▸ **Aim**
Provide only the number of lines in the listing that contain the string "average".

Collection entries
------------------------------------------------

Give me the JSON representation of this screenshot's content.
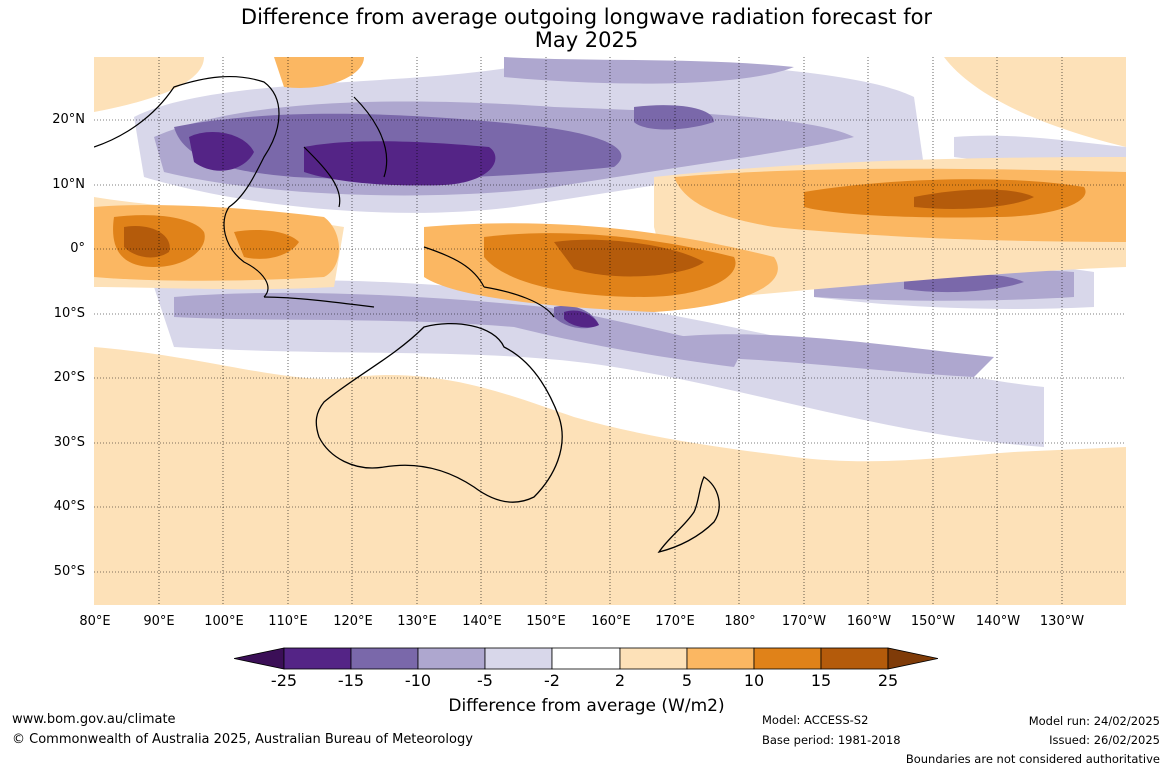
{
  "title": {
    "line1": "Difference from average outgoing longwave radiation forecast for",
    "line2": "May 2025"
  },
  "map": {
    "lat_labels": [
      "20°N",
      "10°N",
      "0°",
      "10°S",
      "20°S",
      "30°S",
      "40°S",
      "50°S"
    ],
    "lon_labels": [
      "80°E",
      "90°E",
      "100°E",
      "110°E",
      "120°E",
      "130°E",
      "140°E",
      "150°E",
      "160°E",
      "170°E",
      "180°",
      "170°W",
      "160°W",
      "150°W",
      "140°W",
      "130°W"
    ],
    "grid": "dotted"
  },
  "legend": {
    "title": "Difference from average (W/m2)",
    "ticks": [
      "-25",
      "-15",
      "-10",
      "-5",
      "-2",
      "2",
      "5",
      "10",
      "15",
      "25"
    ],
    "colors": [
      "#3b0f57",
      "#542486",
      "#7a68aa",
      "#aea7cf",
      "#d8d7ea",
      "#ffffff",
      "#fde1b8",
      "#fbb762",
      "#e08219",
      "#b45b0b",
      "#7f3b08"
    ]
  },
  "footer": {
    "website": "www.bom.gov.au/climate",
    "copyright": "© Commonwealth of Australia 2025, Australian Bureau of Meteorology",
    "model": "Model: ACCESS-S2",
    "base_period": "Base period: 1981-2018",
    "model_run": "Model run: 24/02/2025",
    "issued": "Issued: 26/02/2025",
    "disclaimer": "Boundaries are not considered authoritative"
  }
}
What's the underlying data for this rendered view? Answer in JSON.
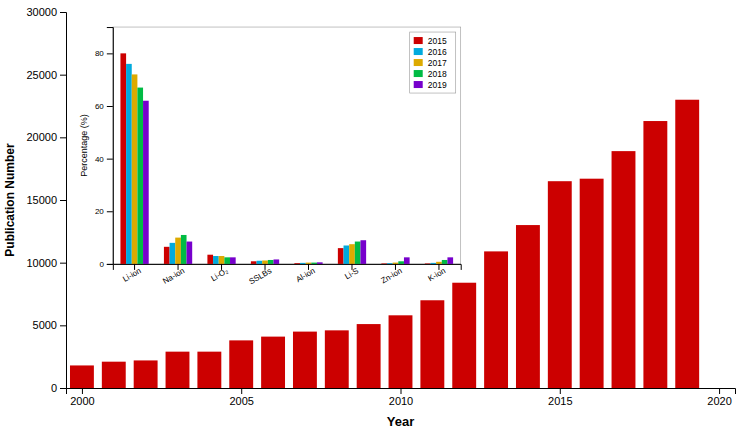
{
  "chart_data": [
    {
      "type": "bar",
      "xlabel": "Year",
      "ylabel": "Publication Number",
      "x": [
        2000,
        2001,
        2002,
        2003,
        2004,
        2005,
        2006,
        2007,
        2008,
        2009,
        2010,
        2011,
        2012,
        2013,
        2014,
        2015,
        2016,
        2017,
        2018,
        2019
      ],
      "values": [
        1800,
        2100,
        2200,
        2900,
        2900,
        3800,
        4100,
        4500,
        4600,
        5100,
        5800,
        7000,
        8400,
        10900,
        13000,
        16500,
        16700,
        18900,
        21300,
        23000
      ],
      "color": "#cc0000",
      "xlim": [
        1999.5,
        2020.5
      ],
      "xticks": [
        2000,
        2005,
        2010,
        2015,
        2020
      ],
      "ylim": [
        0,
        30000
      ],
      "yticks": [
        0,
        5000,
        10000,
        15000,
        20000,
        25000,
        30000
      ]
    },
    {
      "type": "bar",
      "ylabel": "Percentage (%)",
      "categories": [
        "Li-ion",
        "Na-ion",
        "Li-O₂",
        "SSLBs",
        "Al-ion",
        "Li-S",
        "Zn-ion",
        "K-ion"
      ],
      "series": [
        {
          "name": "2015",
          "color": "#cc0000",
          "values": [
            80,
            6.5,
            3.5,
            1.0,
            0.3,
            6.0,
            0.2,
            0.2
          ]
        },
        {
          "name": "2016",
          "color": "#00aadd",
          "values": [
            76,
            8.0,
            3.0,
            1.2,
            0.4,
            7.0,
            0.3,
            0.4
          ]
        },
        {
          "name": "2017",
          "color": "#ddaa00",
          "values": [
            72,
            10.0,
            3.0,
            1.3,
            0.5,
            7.5,
            0.5,
            0.8
          ]
        },
        {
          "name": "2018",
          "color": "#00bb44",
          "values": [
            67,
            11.0,
            2.5,
            1.5,
            0.5,
            8.5,
            1.0,
            1.5
          ]
        },
        {
          "name": "2019",
          "color": "#7700cc",
          "values": [
            62,
            8.5,
            2.5,
            1.7,
            0.6,
            9.0,
            2.5,
            2.5
          ]
        }
      ],
      "ylim": [
        0,
        90
      ],
      "yticks": [
        0,
        20,
        40,
        60,
        80
      ],
      "legend": "upper-right"
    }
  ]
}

------------------------------------------------

▸ **Solution below**
2